## Task to carry out
Reproduce the following lines word for word, starting with the line that contains "Patent image size: (785, 701)." and continuing through the line that contains "The control arm 22 is at (415, 90).".

## Supplied data
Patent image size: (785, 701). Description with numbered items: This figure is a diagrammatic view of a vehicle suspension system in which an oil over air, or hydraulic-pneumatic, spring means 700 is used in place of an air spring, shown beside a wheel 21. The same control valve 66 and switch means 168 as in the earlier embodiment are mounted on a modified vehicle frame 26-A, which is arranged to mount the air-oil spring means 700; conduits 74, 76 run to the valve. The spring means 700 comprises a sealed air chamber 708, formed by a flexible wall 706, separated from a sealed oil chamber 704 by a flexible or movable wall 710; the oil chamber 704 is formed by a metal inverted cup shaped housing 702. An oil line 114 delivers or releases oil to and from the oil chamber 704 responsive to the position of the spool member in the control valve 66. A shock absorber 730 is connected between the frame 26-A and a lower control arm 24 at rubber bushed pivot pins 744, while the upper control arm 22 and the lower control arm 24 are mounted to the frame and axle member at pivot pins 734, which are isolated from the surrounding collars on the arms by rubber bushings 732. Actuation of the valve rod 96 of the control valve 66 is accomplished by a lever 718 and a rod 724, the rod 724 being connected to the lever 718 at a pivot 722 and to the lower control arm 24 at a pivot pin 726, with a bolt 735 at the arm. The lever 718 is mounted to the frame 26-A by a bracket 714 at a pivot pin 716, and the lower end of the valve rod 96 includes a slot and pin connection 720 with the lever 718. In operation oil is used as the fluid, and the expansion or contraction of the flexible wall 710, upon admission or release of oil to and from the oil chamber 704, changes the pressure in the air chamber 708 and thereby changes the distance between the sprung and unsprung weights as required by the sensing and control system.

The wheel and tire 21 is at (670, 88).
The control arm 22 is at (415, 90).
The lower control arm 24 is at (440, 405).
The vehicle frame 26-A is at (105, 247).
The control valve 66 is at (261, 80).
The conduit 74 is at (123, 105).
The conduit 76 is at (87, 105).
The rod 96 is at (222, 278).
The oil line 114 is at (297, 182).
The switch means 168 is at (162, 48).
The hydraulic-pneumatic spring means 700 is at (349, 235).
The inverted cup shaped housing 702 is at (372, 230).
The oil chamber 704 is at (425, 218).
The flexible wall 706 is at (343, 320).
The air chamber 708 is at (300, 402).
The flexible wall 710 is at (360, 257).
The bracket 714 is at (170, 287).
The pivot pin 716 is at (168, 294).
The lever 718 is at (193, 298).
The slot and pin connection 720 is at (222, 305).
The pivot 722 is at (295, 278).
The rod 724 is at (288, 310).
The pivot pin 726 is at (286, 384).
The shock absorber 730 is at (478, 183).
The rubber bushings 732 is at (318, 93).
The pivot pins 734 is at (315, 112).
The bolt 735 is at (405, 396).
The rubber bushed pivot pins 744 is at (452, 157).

==

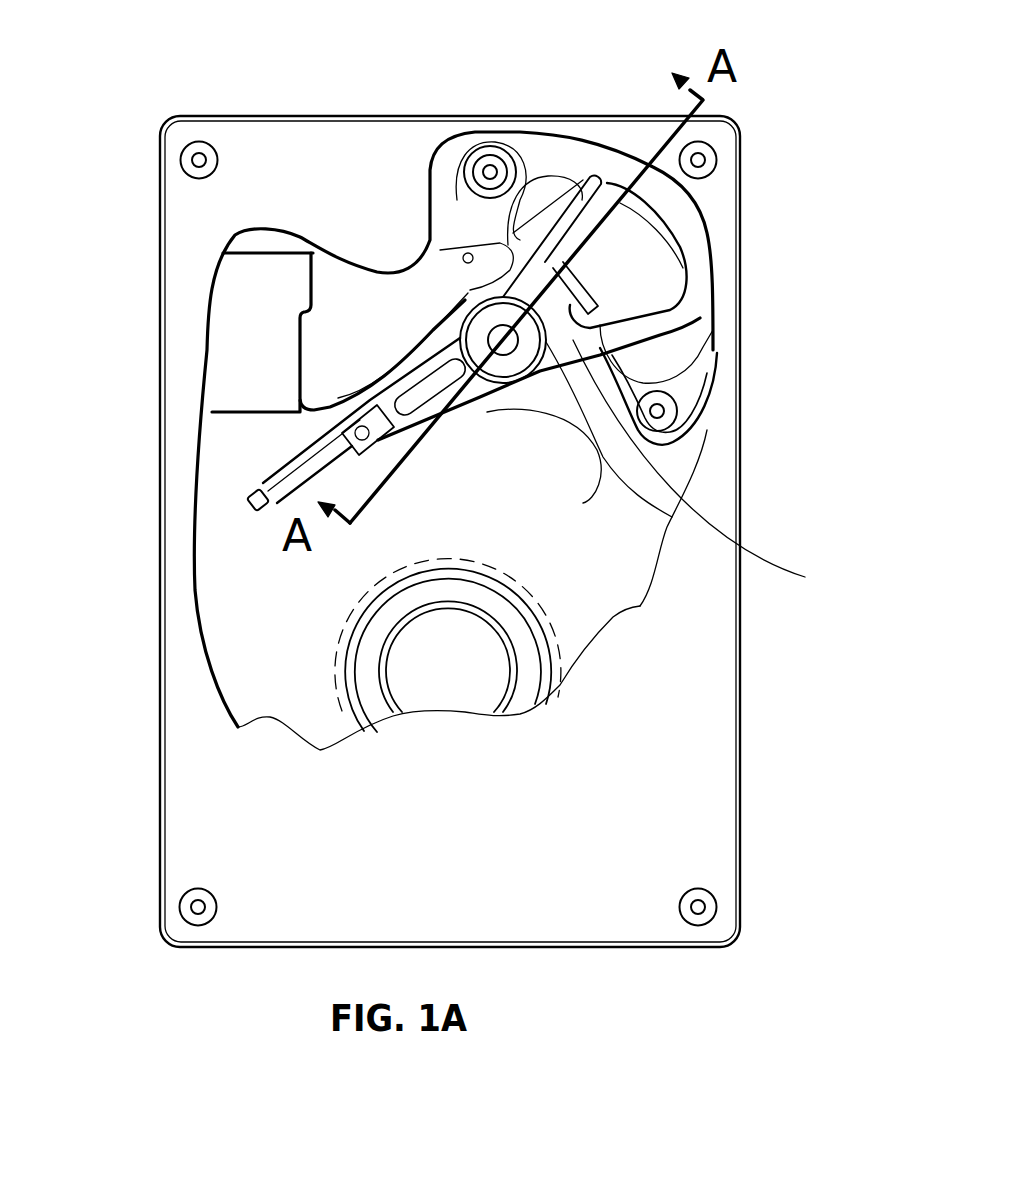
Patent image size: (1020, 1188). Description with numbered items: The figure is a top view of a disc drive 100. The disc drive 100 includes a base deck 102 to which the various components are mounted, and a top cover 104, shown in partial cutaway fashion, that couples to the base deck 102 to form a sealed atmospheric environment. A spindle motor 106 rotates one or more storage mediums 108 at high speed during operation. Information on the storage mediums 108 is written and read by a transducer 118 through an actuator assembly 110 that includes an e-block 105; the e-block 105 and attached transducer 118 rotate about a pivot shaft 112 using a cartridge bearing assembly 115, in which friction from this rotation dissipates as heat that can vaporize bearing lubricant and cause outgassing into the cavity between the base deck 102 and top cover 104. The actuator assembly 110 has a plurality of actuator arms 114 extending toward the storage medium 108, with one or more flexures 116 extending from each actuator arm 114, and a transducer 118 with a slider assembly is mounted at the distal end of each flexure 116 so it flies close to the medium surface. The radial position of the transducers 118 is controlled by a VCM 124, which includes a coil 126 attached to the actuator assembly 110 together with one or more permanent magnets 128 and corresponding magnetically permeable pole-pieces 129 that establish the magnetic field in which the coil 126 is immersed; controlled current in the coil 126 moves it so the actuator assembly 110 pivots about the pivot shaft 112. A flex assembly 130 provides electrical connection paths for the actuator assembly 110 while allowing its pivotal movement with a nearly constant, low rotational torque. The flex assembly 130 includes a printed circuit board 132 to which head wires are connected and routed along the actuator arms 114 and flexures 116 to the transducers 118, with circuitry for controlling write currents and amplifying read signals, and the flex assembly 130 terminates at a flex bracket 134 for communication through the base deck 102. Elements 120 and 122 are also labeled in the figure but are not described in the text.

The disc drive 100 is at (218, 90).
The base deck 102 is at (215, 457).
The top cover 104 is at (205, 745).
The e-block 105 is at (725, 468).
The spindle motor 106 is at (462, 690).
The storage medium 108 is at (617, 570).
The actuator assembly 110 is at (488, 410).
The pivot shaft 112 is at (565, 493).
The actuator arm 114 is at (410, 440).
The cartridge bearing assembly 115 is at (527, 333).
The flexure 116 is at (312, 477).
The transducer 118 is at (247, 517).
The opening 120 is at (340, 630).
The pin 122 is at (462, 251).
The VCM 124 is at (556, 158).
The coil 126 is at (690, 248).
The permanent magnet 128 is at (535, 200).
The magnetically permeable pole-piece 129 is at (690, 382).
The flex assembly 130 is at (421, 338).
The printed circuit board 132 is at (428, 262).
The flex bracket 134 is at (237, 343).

## Task output
Patent image size: (785, 701). Description with numbered items: This figure is a diagrammatic view of a vehicle suspension system in which an oil over air, or hydraulic-pneumatic, spring means 700 is used in place of an air spring, shown beside a wheel 21. The same control valve 66 and switch means 168 as in the earlier embodiment are mounted on a modified vehicle frame 26-A, which is arranged to mount the air-oil spring means 700; conduits 74, 76 run to the valve. The spring means 700 comprises a sealed air chamber 708, formed by a flexible wall 706, separated from a sealed oil chamber 704 by a flexible or movable wall 710; the oil chamber 704 is formed by a metal inverted cup shaped housing 702. An oil line 114 delivers or releases oil to and from the oil chamber 704 responsive to the position of the spool member in the control valve 66. A shock absorber 730 is connected between the frame 26-A and a lower control arm 24 at rubber bushed pivot pins 744, while the upper control arm 22 and the lower control arm 24 are mounted to the frame and axle member at pivot pins 734, which are isolated from the surrounding collars on the arms by rubber bushings 732. Actuation of the valve rod 96 of the control valve 66 is accomplished by a lever 718 and a rod 724, the rod 724 being connected to the lever 718 at a pivot 722 and to the lower control arm 24 at a pivot pin 726, with a bolt 735 at the arm. The lever 718 is mounted to the frame 26-A by a bracket 714 at a pivot pin 716, and the lower end of the valve rod 96 includes a slot and pin connection 720 with the lever 718. In operation oil is used as the fluid, and the expansion or contraction of the flexible wall 710, upon admission or release of oil to and from the oil chamber 704, changes the pressure in the air chamber 708 and thereby changes the distance between the sprung and unsprung weights as required by the sensing and control system.

The wheel and tire 21 is at (670, 88).
The control arm 22 is at (415, 90).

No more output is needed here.